# THE TASK:
Count lines holding the word "Manage". Only the number is wanted.

-- INFORMATION GIVEN start --

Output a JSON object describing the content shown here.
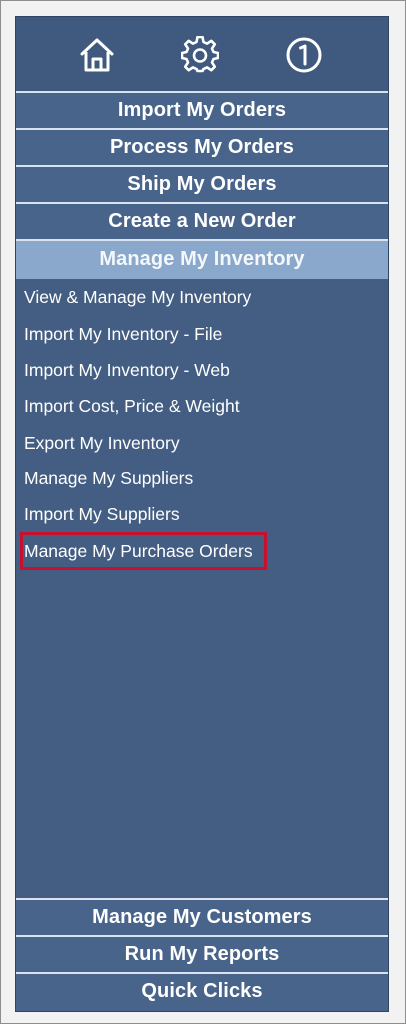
{
  "toolbar": {
    "icons": [
      "home-icon",
      "gear-icon",
      "info-icon"
    ]
  },
  "nav": {
    "import_orders": "Import My Orders",
    "process_orders": "Process My Orders",
    "ship_orders": "Ship My Orders",
    "create_order": "Create a New Order",
    "manage_inventory": "Manage My Inventory",
    "manage_customers": "Manage My Customers",
    "run_reports": "Run My Reports",
    "quick_clicks": "Quick Clicks"
  },
  "inventory_menu": {
    "items": [
      "View & Manage My Inventory",
      "Import My Inventory - File",
      "Import My Inventory - Web",
      "Import Cost, Price & Weight",
      "Export My Inventory",
      "Manage My Suppliers",
      "Import My Suppliers",
      "Manage My Purchase Orders"
    ],
    "highlighted": "Manage My Purchase Orders"
  },
  "colors": {
    "panel": "#435e82",
    "button": "#49648a",
    "active": "#8aa7cc",
    "highlight": "#c8102e"
  }
}
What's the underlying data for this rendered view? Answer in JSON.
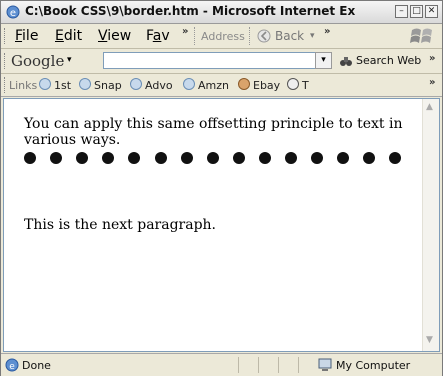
{
  "window": {
    "title": "C:\\Book CSS\\9\\border.htm - Microsoft Internet Ex...",
    "buttons": {
      "minimize": "–",
      "maximize": "□",
      "close": "✕"
    }
  },
  "menu": {
    "items": [
      {
        "label": "File"
      },
      {
        "label": "Edit"
      },
      {
        "label": "View"
      },
      {
        "label": "Fav"
      }
    ],
    "more": "»",
    "address_label": "Address",
    "back_label": "Back"
  },
  "googlebar": {
    "logo": "Google",
    "search_value": "",
    "search_web_label": "Search Web",
    "more": "»"
  },
  "links": {
    "label": "Links",
    "items": [
      {
        "label": "1st"
      },
      {
        "label": "Snap"
      },
      {
        "label": "Advo"
      },
      {
        "label": "Amzn"
      },
      {
        "label": "Ebay"
      },
      {
        "label": "T"
      }
    ],
    "more": "»"
  },
  "page": {
    "paragraph1": "You can apply this same offsetting principle to text in various ways.",
    "dot_count": 15,
    "paragraph2": "This is the next paragraph."
  },
  "status": {
    "text": "Done",
    "zone": "My Computer"
  }
}
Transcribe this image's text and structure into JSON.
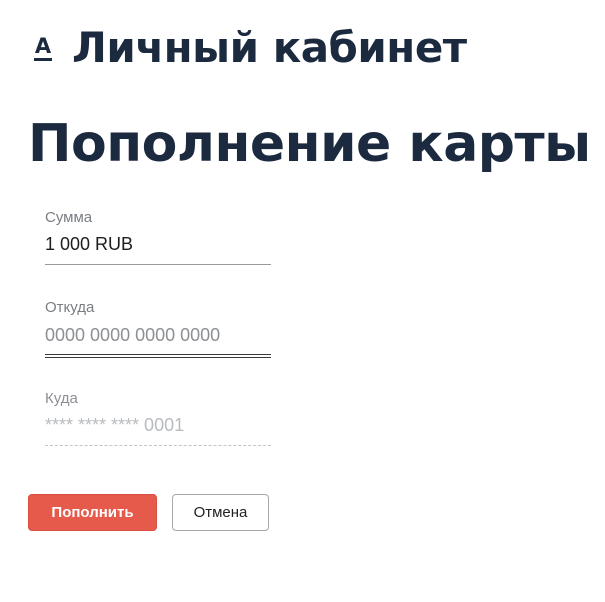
{
  "header": {
    "logo_letter": "А",
    "app_title": "Личный кабинет"
  },
  "page_title": "Пополнение карты",
  "form": {
    "amount": {
      "label": "Сумма",
      "value": "1 000 RUB"
    },
    "from": {
      "label": "Откуда",
      "placeholder": "0000 0000 0000 0000"
    },
    "to": {
      "label": "Куда",
      "value": "**** **** **** 0001"
    }
  },
  "actions": {
    "submit_label": "Пополнить",
    "cancel_label": "Отмена"
  },
  "colors": {
    "primary": "#e65a4b",
    "heading": "#1c2a3f"
  }
}
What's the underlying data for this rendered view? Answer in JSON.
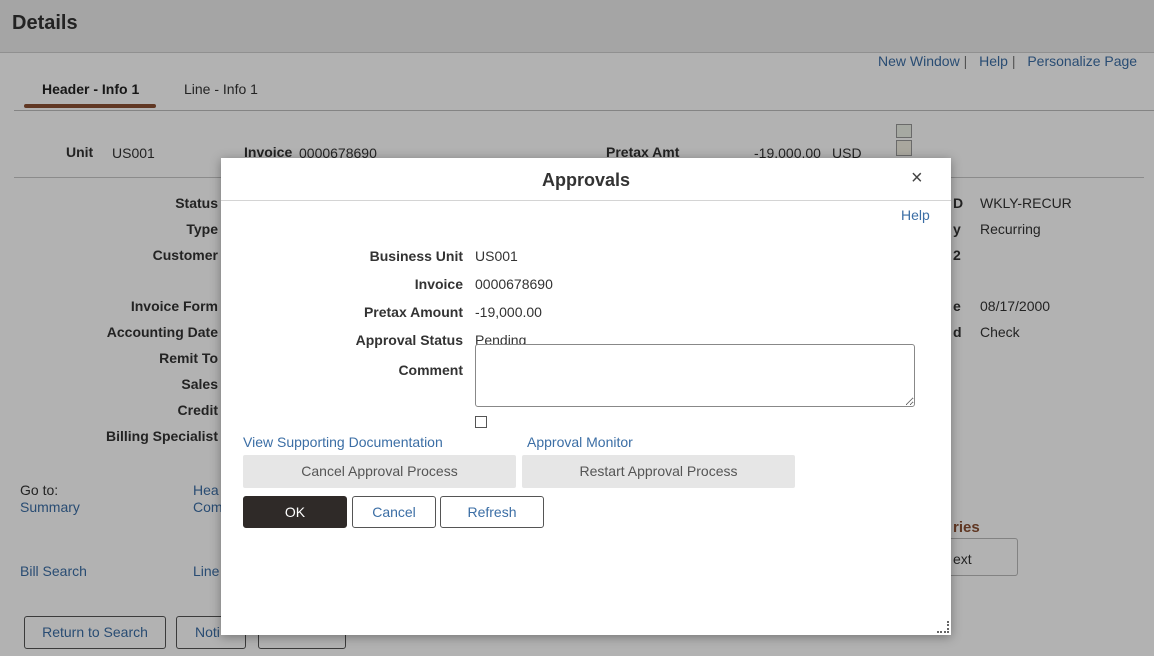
{
  "page": {
    "title": "Details",
    "top_links": [
      "New Window",
      "Help",
      "Personalize Page"
    ],
    "separator": "|",
    "tabs": [
      {
        "label": "Header - Info 1",
        "active": true
      },
      {
        "label": "Line - Info 1",
        "active": false
      }
    ]
  },
  "summary": {
    "unit_label": "Unit",
    "unit_value": "US001",
    "invoice_label": "Invoice",
    "invoice_value": "0000678690",
    "pretax_label": "Pretax Amt",
    "pretax_value": "-19,000.00",
    "currency": "USD"
  },
  "left_fields": [
    "Status",
    "Type",
    "Customer",
    "Invoice Form",
    "Accounting Date",
    "Remit To",
    "Sales",
    "Credit",
    "Billing Specialist"
  ],
  "right_fields": [
    {
      "label_fragment": "D",
      "value": "WKLY-RECUR"
    },
    {
      "label_fragment": "y",
      "value": "Recurring"
    },
    {
      "label_fragment": "2",
      "value": ""
    },
    {
      "label_fragment": "e",
      "value": "08/17/2000"
    },
    {
      "label_fragment": "d",
      "value": "Check"
    }
  ],
  "goto": {
    "label": "Go to:",
    "links_col1": [
      "Summary",
      "Bill Search"
    ],
    "links_col2": [
      "Hea",
      "Com",
      "Line"
    ]
  },
  "series_fragment": "ries",
  "next_fragment": "ext",
  "bottom_buttons": [
    "Return to Search",
    "Noti"
  ],
  "modal": {
    "title": "Approvals",
    "close": "×",
    "help": "Help",
    "fields": [
      {
        "label": "Business Unit",
        "value": "US001"
      },
      {
        "label": "Invoice",
        "value": "0000678690"
      },
      {
        "label": "Pretax Amount",
        "value": "-19,000.00"
      },
      {
        "label": "Approval Status",
        "value": "Pending"
      }
    ],
    "comment_label": "Comment",
    "comment_value": "",
    "links": [
      "View Supporting Documentation",
      "Approval Monitor"
    ],
    "action_buttons": [
      "Cancel Approval Process",
      "Restart Approval Process"
    ],
    "ok": "OK",
    "cancel": "Cancel",
    "refresh": "Refresh"
  }
}
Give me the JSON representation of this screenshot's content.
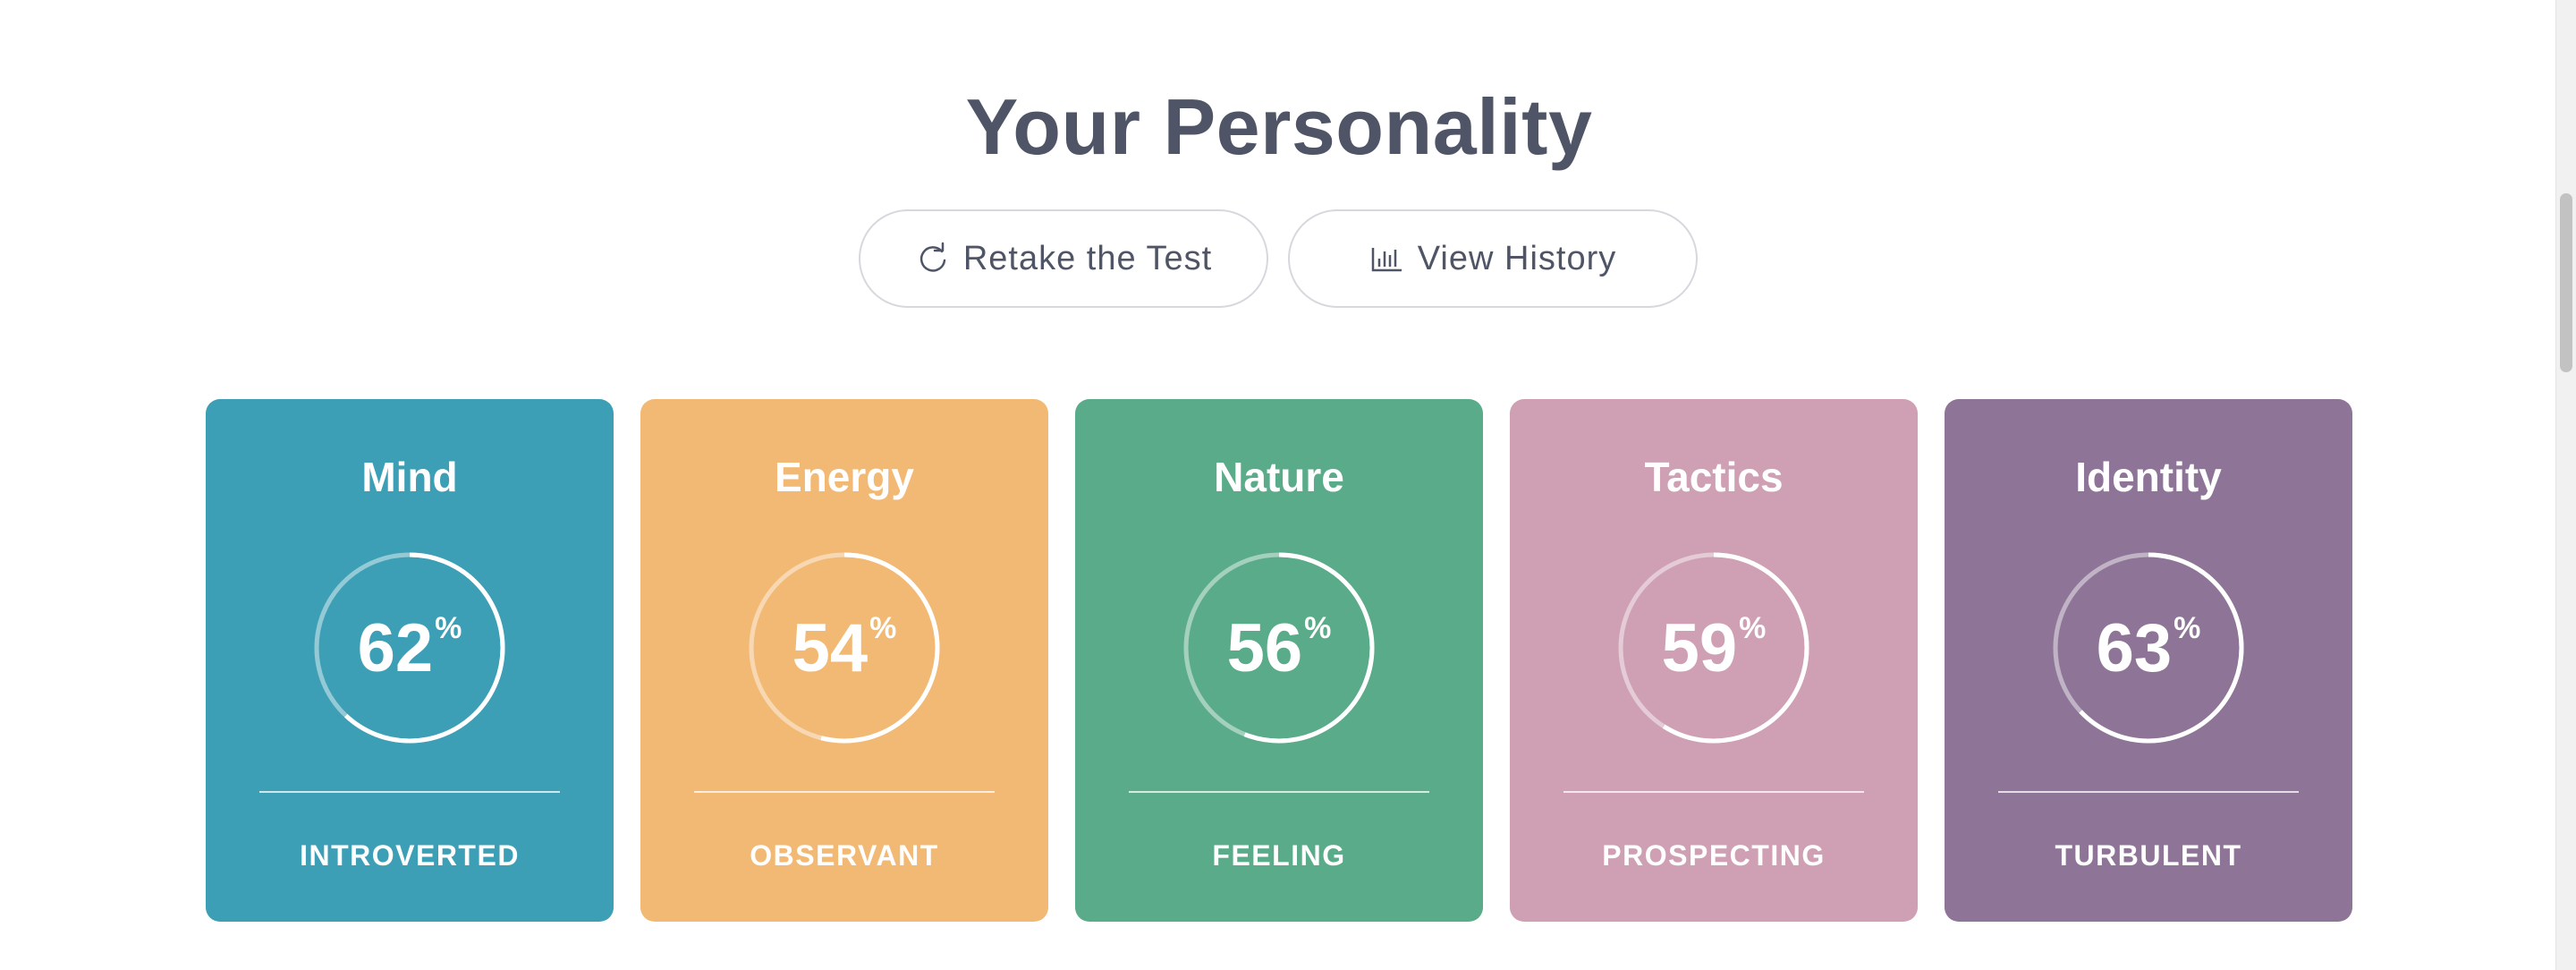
{
  "header": {
    "title": "Your Personality"
  },
  "actions": {
    "retake_label": "Retake the Test",
    "history_label": "View History"
  },
  "cards": [
    {
      "title": "Mind",
      "percent": 62,
      "trait": "INTROVERTED",
      "color": "#3d9fb5"
    },
    {
      "title": "Energy",
      "percent": 54,
      "trait": "OBSERVANT",
      "color": "#f2b974"
    },
    {
      "title": "Nature",
      "percent": 56,
      "trait": "FEELING",
      "color": "#5aab89"
    },
    {
      "title": "Tactics",
      "percent": 59,
      "trait": "PROSPECTING",
      "color": "#cfa0b4"
    },
    {
      "title": "Identity",
      "percent": 63,
      "trait": "TURBULENT",
      "color": "#8e7598"
    }
  ],
  "percent_symbol": "%",
  "icons": {
    "retake": "refresh-icon",
    "history": "bar-chart-icon"
  }
}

-- INFORMATION GIVEN end --

# ANSWER TO THIS EXERCISE:
6